— Start of Material for the task —

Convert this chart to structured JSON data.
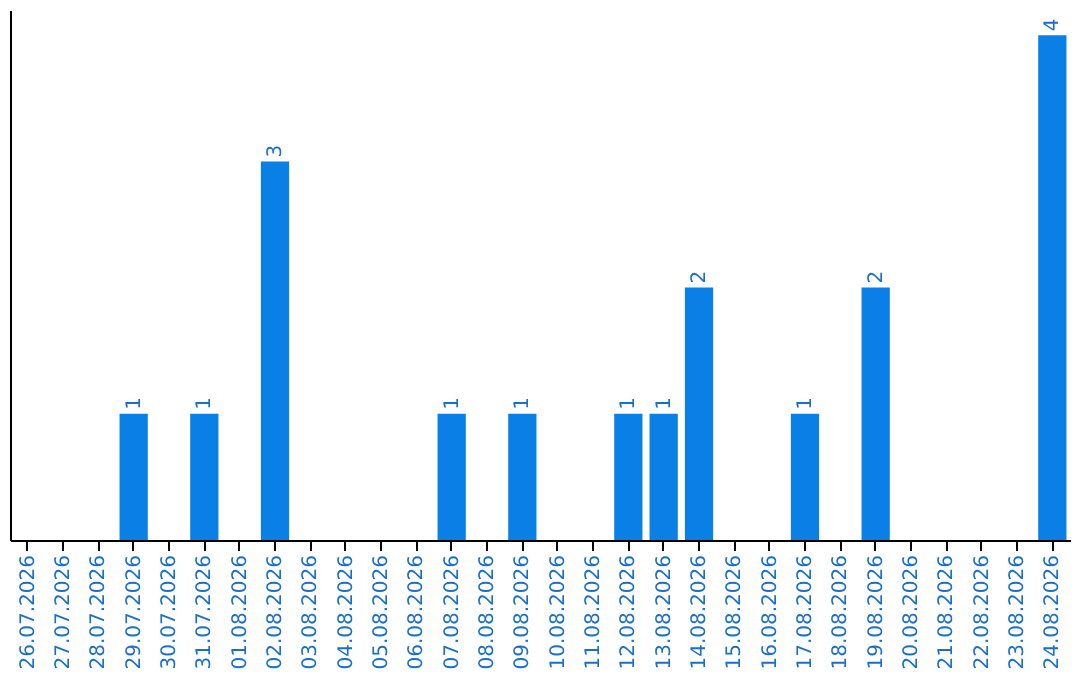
{
  "chart_data": {
    "type": "bar",
    "categories": [
      "26.07.2026",
      "27.07.2026",
      "28.07.2026",
      "29.07.2026",
      "30.07.2026",
      "31.07.2026",
      "01.08.2026",
      "02.08.2026",
      "03.08.2026",
      "04.08.2026",
      "05.08.2026",
      "06.08.2026",
      "07.08.2026",
      "08.08.2026",
      "09.08.2026",
      "10.08.2026",
      "11.08.2026",
      "12.08.2026",
      "13.08.2026",
      "14.08.2026",
      "15.08.2026",
      "16.08.2026",
      "17.08.2026",
      "18.08.2026",
      "19.08.2026",
      "20.08.2026",
      "21.08.2026",
      "22.08.2026",
      "23.08.2026",
      "24.08.2026"
    ],
    "values": [
      null,
      null,
      null,
      1,
      null,
      1,
      null,
      3,
      null,
      null,
      null,
      null,
      1,
      null,
      1,
      null,
      null,
      1,
      1,
      2,
      null,
      null,
      1,
      null,
      2,
      null,
      null,
      null,
      null,
      4
    ],
    "color": "#0a7fe6",
    "ylim": [
      0,
      4.2
    ],
    "data_labels": true,
    "tick_labels": "x"
  }
}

— End of Material for the task —

## Task instructions:
Each record above should be copied character for character, with pictures dropped.

## Exercise solution:
Convert this chart to structured JSON data.
{
  "chart_data": {
    "type": "bar",
    "categories": [
      "26.07.2026",
      "27.07.2026",
      "28.07.2026",
      "29.07.2026",
      "30.07.2026",
      "31.07.2026",
      "01.08.2026",
      "02.08.2026",
      "03.08.2026",
      "04.08.2026",
      "05.08.2026",
      "06.08.2026",
      "07.08.2026",
      "08.08.2026",
      "09.08.2026",
      "10.08.2026",
      "11.08.2026",
      "12.08.2026",
      "13.08.2026",
      "14.08.2026",
      "15.08.2026",
      "16.08.2026",
      "17.08.2026",
      "18.08.2026",
      "19.08.2026",
      "20.08.2026",
      "21.08.2026",
      "22.08.2026",
      "23.08.2026",
      "24.08.2026"
    ],
    "values": [
      null,
      null,
      null,
      1,
      null,
      1,
      null,
      3,
      null,
      null,
      null,
      null,
      1,
      null,
      1,
      null,
      null,
      1,
      1,
      2,
      null,
      null,
      1,
      null,
      2,
      null,
      null,
      null,
      null,
      4
    ],
    "color": "#0a7fe6",
    "ylim": [
      0,
      4.2
    ],
    "data_labels": true,
    "tick_labels": "x"
  }
}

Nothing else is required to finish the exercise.